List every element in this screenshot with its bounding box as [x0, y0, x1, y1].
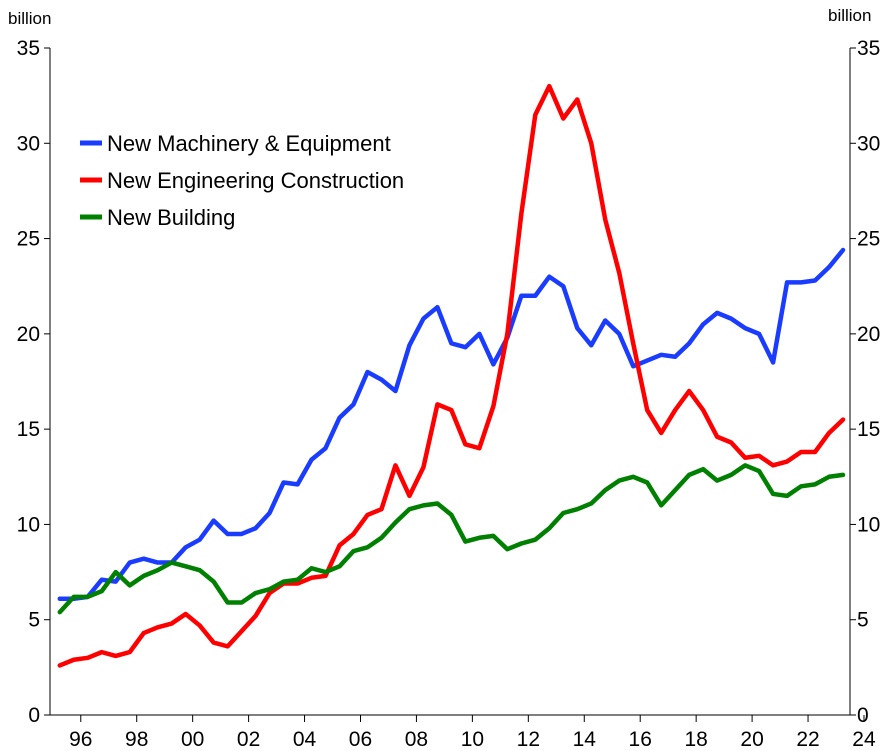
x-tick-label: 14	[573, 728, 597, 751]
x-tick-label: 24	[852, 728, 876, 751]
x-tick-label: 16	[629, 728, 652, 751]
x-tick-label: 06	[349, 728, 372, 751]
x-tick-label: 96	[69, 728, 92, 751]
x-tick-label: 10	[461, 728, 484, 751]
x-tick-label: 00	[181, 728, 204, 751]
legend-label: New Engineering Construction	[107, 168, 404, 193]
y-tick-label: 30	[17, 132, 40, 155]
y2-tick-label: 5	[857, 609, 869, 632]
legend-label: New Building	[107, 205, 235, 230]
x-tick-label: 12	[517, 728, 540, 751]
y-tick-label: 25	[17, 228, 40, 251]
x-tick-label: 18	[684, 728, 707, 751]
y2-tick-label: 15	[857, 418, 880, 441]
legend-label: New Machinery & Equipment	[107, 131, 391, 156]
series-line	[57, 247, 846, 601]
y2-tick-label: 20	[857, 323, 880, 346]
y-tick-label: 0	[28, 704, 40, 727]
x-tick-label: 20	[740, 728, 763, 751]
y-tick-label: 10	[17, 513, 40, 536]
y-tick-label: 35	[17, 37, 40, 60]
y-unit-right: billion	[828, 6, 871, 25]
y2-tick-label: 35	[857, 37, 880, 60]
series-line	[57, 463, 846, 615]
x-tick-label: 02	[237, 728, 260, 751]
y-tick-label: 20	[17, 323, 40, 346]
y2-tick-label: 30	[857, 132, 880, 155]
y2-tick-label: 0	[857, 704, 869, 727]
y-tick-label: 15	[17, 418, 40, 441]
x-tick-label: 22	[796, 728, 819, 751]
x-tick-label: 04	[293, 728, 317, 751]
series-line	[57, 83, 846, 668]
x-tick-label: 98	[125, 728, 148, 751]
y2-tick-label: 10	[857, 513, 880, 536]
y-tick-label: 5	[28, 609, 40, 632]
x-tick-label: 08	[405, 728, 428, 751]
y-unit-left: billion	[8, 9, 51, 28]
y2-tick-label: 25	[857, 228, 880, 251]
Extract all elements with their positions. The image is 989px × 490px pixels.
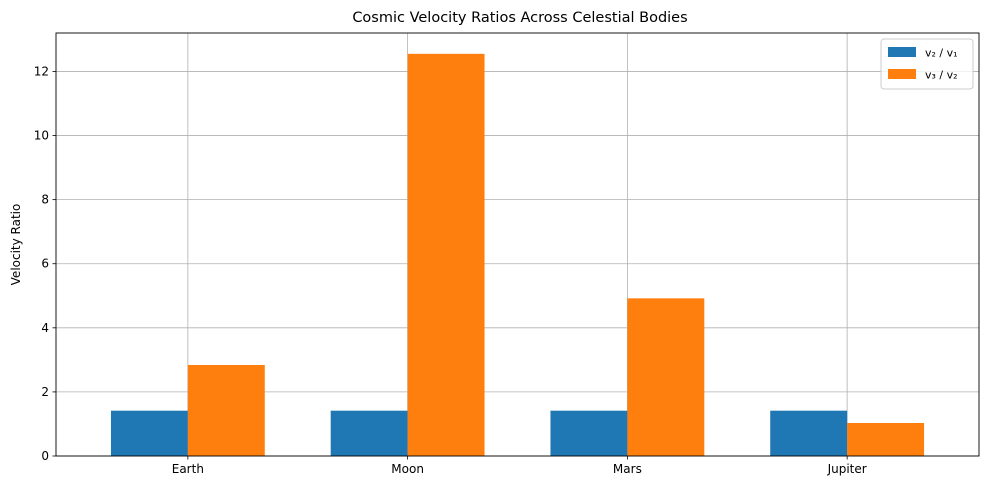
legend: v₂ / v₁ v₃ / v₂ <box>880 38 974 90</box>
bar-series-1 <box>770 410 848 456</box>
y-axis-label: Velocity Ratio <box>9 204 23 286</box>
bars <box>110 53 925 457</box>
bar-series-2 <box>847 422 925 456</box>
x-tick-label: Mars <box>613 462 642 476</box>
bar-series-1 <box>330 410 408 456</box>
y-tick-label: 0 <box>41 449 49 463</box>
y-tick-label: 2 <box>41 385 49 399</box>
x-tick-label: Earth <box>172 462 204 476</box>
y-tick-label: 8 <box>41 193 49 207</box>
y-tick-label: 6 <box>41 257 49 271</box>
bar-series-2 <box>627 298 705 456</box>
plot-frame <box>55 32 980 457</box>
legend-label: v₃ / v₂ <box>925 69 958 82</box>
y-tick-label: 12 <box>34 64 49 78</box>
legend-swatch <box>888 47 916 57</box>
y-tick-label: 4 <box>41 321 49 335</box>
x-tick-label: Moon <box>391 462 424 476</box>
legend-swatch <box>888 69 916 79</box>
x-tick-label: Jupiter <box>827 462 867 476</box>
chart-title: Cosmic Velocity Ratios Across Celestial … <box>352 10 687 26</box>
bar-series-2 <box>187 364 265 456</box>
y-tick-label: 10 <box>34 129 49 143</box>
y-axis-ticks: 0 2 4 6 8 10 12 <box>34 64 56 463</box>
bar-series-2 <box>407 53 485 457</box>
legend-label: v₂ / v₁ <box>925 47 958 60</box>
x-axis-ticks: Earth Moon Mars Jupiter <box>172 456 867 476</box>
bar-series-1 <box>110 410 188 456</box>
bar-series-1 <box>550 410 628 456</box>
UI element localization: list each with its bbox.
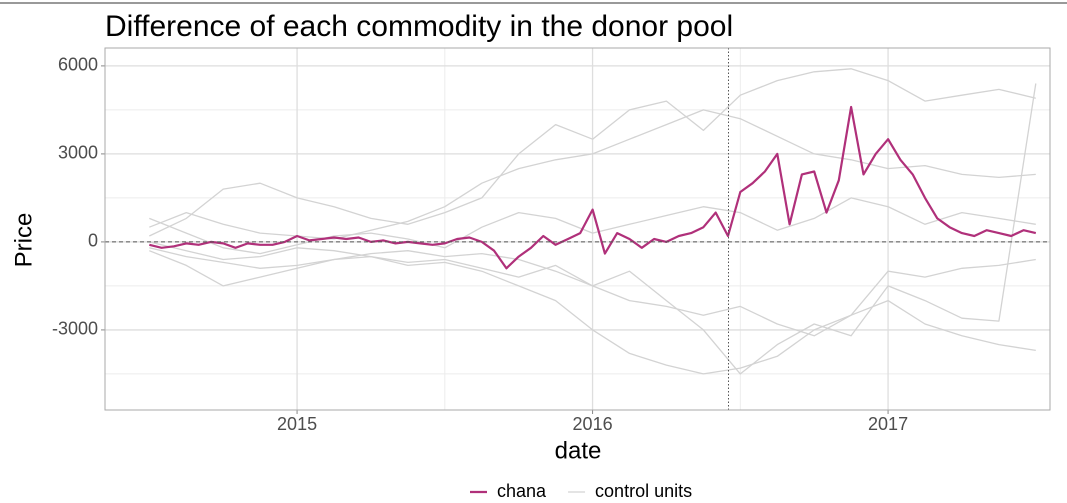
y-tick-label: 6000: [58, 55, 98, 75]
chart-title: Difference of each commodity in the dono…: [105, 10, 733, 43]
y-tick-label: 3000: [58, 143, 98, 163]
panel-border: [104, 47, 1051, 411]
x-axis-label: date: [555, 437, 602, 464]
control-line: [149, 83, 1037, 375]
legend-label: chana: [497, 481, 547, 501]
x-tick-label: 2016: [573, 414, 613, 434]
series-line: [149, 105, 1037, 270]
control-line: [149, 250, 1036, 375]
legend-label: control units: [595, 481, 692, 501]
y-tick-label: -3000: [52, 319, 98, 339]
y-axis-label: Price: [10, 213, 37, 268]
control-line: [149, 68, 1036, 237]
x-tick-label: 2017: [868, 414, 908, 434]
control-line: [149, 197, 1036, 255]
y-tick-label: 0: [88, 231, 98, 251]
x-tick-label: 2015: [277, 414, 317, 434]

Problem to solve:
Locate each line in the data above that contains the string "axis", and copy every such line.

Full response:
y-axis-label: Velocity Ratio <box>9 204 23 286</box>
y-axis-ticks: 0 2 4 6 8 10 12 <box>34 64 56 463</box>
x-axis-ticks: Earth Moon Mars Jupiter <box>172 456 867 476</box>
x-axis-label: date: [555, 437, 602, 464]
y-axis-label: Price: [10, 213, 37, 268]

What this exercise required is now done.